Saved data entries
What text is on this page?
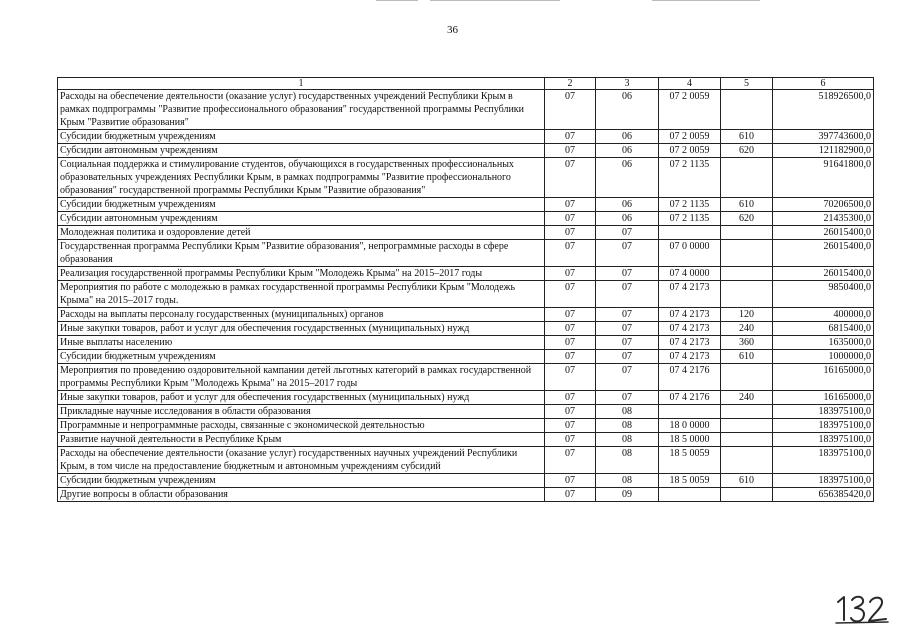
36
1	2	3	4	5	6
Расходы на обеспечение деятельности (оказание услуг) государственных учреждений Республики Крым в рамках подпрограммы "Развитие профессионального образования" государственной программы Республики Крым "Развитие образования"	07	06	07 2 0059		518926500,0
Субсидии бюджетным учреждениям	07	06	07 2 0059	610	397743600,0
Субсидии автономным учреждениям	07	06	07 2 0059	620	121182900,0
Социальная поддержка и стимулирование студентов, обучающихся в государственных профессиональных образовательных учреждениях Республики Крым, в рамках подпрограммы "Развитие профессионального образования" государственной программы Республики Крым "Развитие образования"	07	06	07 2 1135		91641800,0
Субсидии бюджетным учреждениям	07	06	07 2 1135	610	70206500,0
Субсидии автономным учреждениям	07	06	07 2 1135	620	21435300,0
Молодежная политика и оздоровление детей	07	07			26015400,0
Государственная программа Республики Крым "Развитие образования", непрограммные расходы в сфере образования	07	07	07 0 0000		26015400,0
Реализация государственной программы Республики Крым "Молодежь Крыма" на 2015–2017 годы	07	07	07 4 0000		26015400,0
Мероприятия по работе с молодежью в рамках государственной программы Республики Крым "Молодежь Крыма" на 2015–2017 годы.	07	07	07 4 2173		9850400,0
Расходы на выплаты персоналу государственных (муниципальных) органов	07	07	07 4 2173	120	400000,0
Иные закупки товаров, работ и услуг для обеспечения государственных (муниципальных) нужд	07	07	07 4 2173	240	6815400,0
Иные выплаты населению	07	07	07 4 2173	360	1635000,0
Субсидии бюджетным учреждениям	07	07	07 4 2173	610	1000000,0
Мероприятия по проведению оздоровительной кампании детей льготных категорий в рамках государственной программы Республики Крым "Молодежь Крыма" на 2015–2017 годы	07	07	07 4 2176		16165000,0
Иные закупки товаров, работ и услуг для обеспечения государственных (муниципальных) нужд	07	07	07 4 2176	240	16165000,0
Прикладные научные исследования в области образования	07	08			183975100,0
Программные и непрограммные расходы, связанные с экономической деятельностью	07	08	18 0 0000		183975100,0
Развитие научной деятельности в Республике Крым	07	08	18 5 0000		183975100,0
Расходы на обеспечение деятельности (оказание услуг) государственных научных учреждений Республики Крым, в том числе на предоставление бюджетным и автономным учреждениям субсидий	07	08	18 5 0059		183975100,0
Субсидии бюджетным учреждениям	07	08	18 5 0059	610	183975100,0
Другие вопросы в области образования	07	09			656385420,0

* * *

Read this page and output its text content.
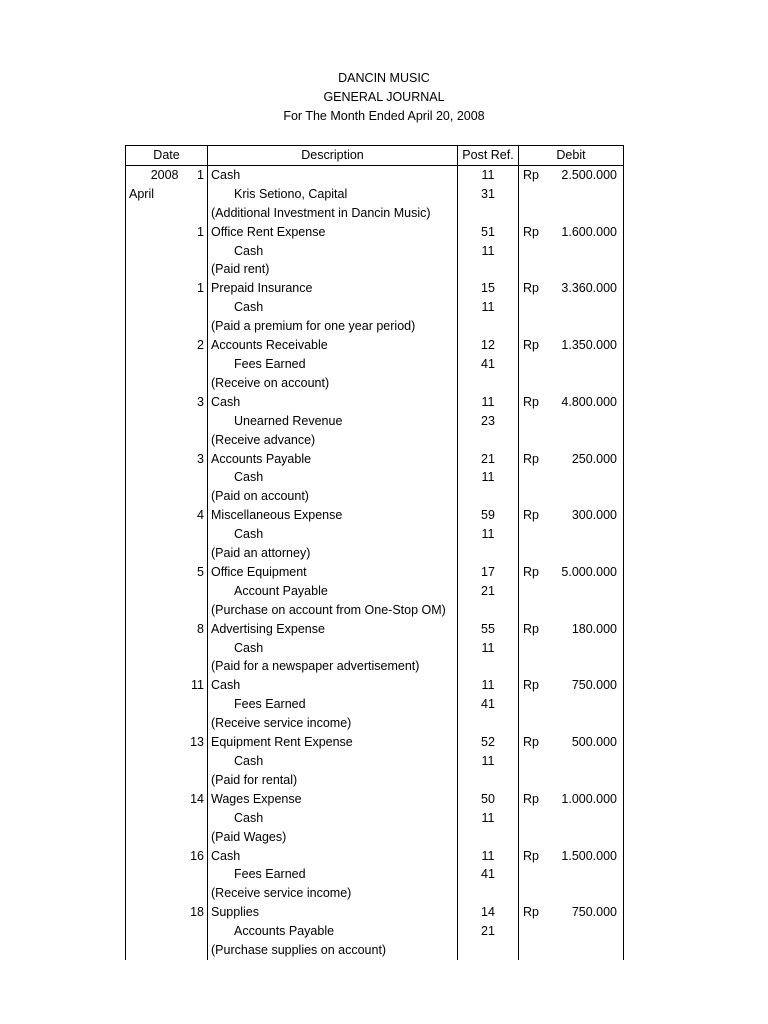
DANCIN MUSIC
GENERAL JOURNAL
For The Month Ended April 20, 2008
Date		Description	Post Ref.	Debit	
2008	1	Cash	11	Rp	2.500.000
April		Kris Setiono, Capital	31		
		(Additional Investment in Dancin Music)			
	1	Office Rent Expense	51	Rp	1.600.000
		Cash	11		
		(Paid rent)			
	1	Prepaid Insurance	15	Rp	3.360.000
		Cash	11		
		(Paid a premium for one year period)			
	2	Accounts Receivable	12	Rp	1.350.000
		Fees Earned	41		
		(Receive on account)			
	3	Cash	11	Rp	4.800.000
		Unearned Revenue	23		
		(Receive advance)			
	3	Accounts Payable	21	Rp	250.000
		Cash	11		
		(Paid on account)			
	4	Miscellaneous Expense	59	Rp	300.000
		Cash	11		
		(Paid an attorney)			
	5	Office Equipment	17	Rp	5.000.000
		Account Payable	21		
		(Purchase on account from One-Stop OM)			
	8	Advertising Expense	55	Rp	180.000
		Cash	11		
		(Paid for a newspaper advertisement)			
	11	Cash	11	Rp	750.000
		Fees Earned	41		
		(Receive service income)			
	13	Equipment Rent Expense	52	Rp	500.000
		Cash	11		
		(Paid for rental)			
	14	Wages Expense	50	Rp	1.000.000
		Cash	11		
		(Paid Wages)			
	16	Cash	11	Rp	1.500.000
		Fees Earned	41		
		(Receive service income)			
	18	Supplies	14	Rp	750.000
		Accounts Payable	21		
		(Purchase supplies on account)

Short problem:
Every line in the data above that contains "услуг" needs to be copied.

Result of this task:
Расходы на обеспечение деятельности (оказание услуг) государственных учреждений Республики Крым в рамках подпрограммы "Развитие профессионального образования" государственной программы Республики Крым "Развитие образования"	07	06	07 2 0059		518926500,0
Иные закупки товаров, работ и услуг для обеспечения государственных (муниципальных) нужд	07	07	07 4 2173	240	6815400,0
Иные закупки товаров, работ и услуг для обеспечения государственных (муниципальных) нужд	07	07	07 4 2176	240	16165000,0
Расходы на обеспечение деятельности (оказание услуг) государственных научных учреждений Республики Крым, в том числе на предоставление бюджетным и автономным учреждениям субсидий	07	08	18 5 0059		183975100,0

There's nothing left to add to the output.